*To do*.
From the listing below, pull out the lines that hold "vitamin".

*Available records*.
**********
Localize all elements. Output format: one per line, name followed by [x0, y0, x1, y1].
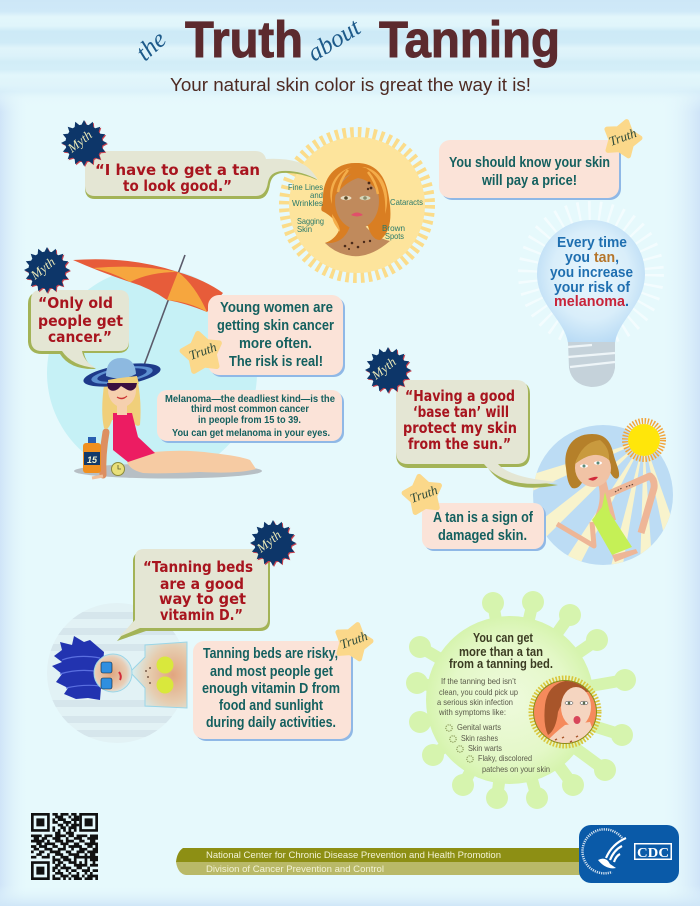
- bulb base: [568, 342, 615, 387]
- myth 4 quote: vitamin D.”: [160, 606, 243, 624]
- myth 4 quote: way to get: [159, 590, 246, 608]
- alarm clock: [112, 462, 124, 476]
- myth 3 quote: protect my skin: [403, 419, 517, 437]
- sky circle: [533, 425, 673, 565]
- truth 4 text: food and sunlight: [219, 697, 323, 714]
- virus paragraph: a serious skin infection: [437, 697, 513, 707]
- bulb text: your risk of: [554, 279, 631, 296]
- virus heading: more than a tan: [459, 645, 543, 659]
- myth badge 4: [250, 520, 297, 567]
- infected face medallion: [531, 678, 600, 750]
- myth badge 2: Myth: [27, 254, 58, 283]
- truth 1 box: [439, 140, 621, 200]
- title: [131, 11, 560, 68]
- woman's face illustration: [321, 163, 390, 256]
- truth 2 box: [208, 295, 345, 377]
- virus paragraph: with symptoms like:: [438, 707, 506, 717]
- symptom list: Skin warts: [468, 743, 502, 753]
- virus paragraph: [437, 676, 518, 717]
- truth badge 3: Truth: [408, 482, 440, 506]
- tanning bed scene: [50, 612, 188, 737]
- myth 2 speech bubble: [28, 290, 129, 369]
- truth badge 1: [602, 117, 643, 158]
- symptom list: patches on your skin: [482, 764, 550, 774]
- myth 4 quote: [143, 558, 253, 624]
- virus panel: [406, 591, 636, 809]
- truth 3 box: [422, 503, 546, 551]
- bulb glass: [537, 220, 645, 343]
- HHS eagle emblem: [582, 829, 626, 873]
- myth 2 quote: cancer.”: [48, 328, 112, 346]
- face labels: Cataracts: [390, 197, 423, 207]
- virus heading: [449, 631, 553, 671]
- truth badge 4: Truth: [338, 628, 370, 652]
- melanoma text: You can get melanoma in your eyes.: [172, 427, 330, 439]
- symptom list: Flaky, discolored: [478, 753, 532, 763]
- truth badge 2: Truth: [187, 339, 219, 363]
- myth 1 quote: [95, 161, 260, 195]
- face labels: Wrinkles: [292, 198, 323, 208]
- title: Truth: [185, 11, 303, 68]
- myth badge 1: Myth: [64, 127, 95, 156]
- truth 4 text: during daily activities.: [206, 714, 336, 731]
- myth badge 1: [61, 120, 108, 167]
- truth badge 3: [402, 473, 444, 514]
- face labels: Brown: [382, 223, 405, 233]
- truth 2 text: getting skin cancer: [217, 317, 334, 334]
- sunburned woman: [557, 434, 654, 562]
- QR code: [31, 813, 98, 880]
- bulb text: melanoma.: [554, 293, 629, 310]
- face labels: Fine Lines: [288, 182, 323, 192]
- title: about: [303, 13, 366, 67]
- sunscreen bottle: [83, 437, 101, 473]
- CDC logo: [579, 825, 679, 883]
- face labels: Sagging: [297, 216, 324, 226]
- melanoma text: third most common cancer: [191, 403, 309, 415]
- face labels: [288, 182, 423, 241]
- myth 3 speech bubble: [396, 380, 558, 488]
- melanoma text: Melanoma—the deadliest kind—is the: [165, 393, 335, 405]
- truth 4 box: [193, 641, 353, 741]
- truth 3 text: [433, 509, 534, 544]
- footer organization bars: National Center for Chronic Disease Prevention and Health Promotion: [206, 850, 501, 861]
- truth 4 text: and most people get: [210, 663, 333, 680]
- myth 1 quote: to look good.”: [123, 177, 232, 195]
- face labels: Spots: [385, 231, 404, 241]
- virus heading: from a tanning bed.: [449, 657, 553, 671]
- face labels: and: [310, 190, 323, 200]
- myth 4 quote: are a good: [160, 575, 244, 593]
- beach scene: [47, 255, 262, 478]
- myth 2 quote: people get: [38, 312, 124, 330]
- bulb text: [550, 234, 633, 310]
- myth 3 quote: from the sun.”: [408, 435, 511, 453]
- myth badge 4: Myth: [253, 527, 284, 556]
- sun rays: [286, 134, 428, 276]
- myth badge 2: [24, 247, 71, 294]
- myth 3 quote: [403, 387, 517, 453]
- truth badge 1: Truth: [607, 125, 639, 149]
- footer organization bars: Division of Cancer Prevention and Control: [206, 864, 384, 875]
- sunbather: [82, 358, 256, 478]
- umbrella: [73, 255, 223, 368]
- myth badge 3: Myth: [368, 354, 399, 383]
- melanoma text: [165, 393, 335, 439]
- bulb text: you increase: [550, 264, 633, 281]
- truth 3 text: A tan is a sign of: [433, 509, 534, 526]
- virus paragraph: clean, you could pick up: [439, 687, 518, 697]
- teal circle backdrop: [47, 268, 257, 478]
- myth 1 quote: “I have to get a tan: [95, 161, 260, 179]
- truth 2 text: [217, 299, 334, 370]
- myth 2 quote: “Only old: [38, 294, 113, 312]
- sun: [625, 421, 663, 459]
- myth 3 scene: woman in the sun: [530, 421, 673, 570]
- symptom list: Skin rashes: [461, 733, 498, 743]
- virus heading: You can get: [473, 631, 534, 645]
- melanoma fact box: [157, 390, 344, 443]
- myth 2 quote: [38, 294, 124, 346]
- myth badge 3: [365, 347, 412, 394]
- myth 1 speech bubble: [85, 151, 318, 199]
- light bulb callout: [528, 211, 654, 387]
- subtitle: Your natural skin color is great the way it is!: [170, 75, 531, 95]
- sunbather shadow: [74, 464, 262, 478]
- truth badge 2: [179, 330, 224, 373]
- truth 2 text: The risk is real!: [229, 353, 323, 370]
- melanoma text: in people from 15 to 39.: [198, 414, 301, 426]
- footer organization bars: [176, 848, 580, 875]
- myth 4 quote: “Tanning beds: [143, 558, 253, 576]
- sun beams: [533, 444, 670, 564]
- bulb text: Every time: [557, 234, 627, 251]
- title: the: [131, 26, 172, 66]
- person lying on tanning bed: [52, 636, 187, 708]
- symptom list: [446, 722, 550, 774]
- truth 2 text: Young women are: [220, 299, 333, 316]
- bed circle: [47, 603, 187, 743]
- myth 3 quote: “Having a good: [405, 387, 515, 405]
- truth 2 text: more often.: [239, 335, 312, 352]
- face labels: Skin: [297, 224, 312, 234]
- truth 3 text: damaged skin.: [438, 527, 527, 544]
- myth 4 speech bubble: [117, 549, 270, 641]
- sun with aged face: [286, 134, 428, 276]
- CDC wordmark: CDC: [637, 846, 669, 861]
- truth 4 text: Tanning beds are risky,: [203, 645, 338, 662]
- bed stripes: [51, 612, 176, 737]
- title: Tanning: [379, 11, 560, 68]
- sunscreen bottle: 15: [87, 455, 98, 465]
- truth badge 4: [333, 620, 374, 661]
- symptom list: Genital warts: [457, 722, 501, 732]
- truth 1 text: will pay a price!: [481, 172, 577, 189]
- truth 1 text: You should know your skin: [449, 154, 610, 171]
- truth 4 text: [202, 645, 340, 731]
- virus paragraph: If the tanning bed isn’t: [441, 676, 517, 686]
- bulb text: you tan,: [565, 249, 619, 266]
- truth 4 text: enough vitamin D from: [202, 680, 340, 697]
- virus shape: [406, 591, 636, 809]
- sun disc: [289, 137, 425, 273]
- truth 1 text: [449, 154, 610, 189]
- myth 3 quote: ‘base tan’ will: [413, 403, 509, 421]
- bulb glow rays: [528, 211, 654, 337]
**********
*Problem solution*.
- myth 4 quote: vitamin D.”: [160, 606, 243, 624]
- truth 4 text: enough vitamin D from: [202, 680, 340, 697]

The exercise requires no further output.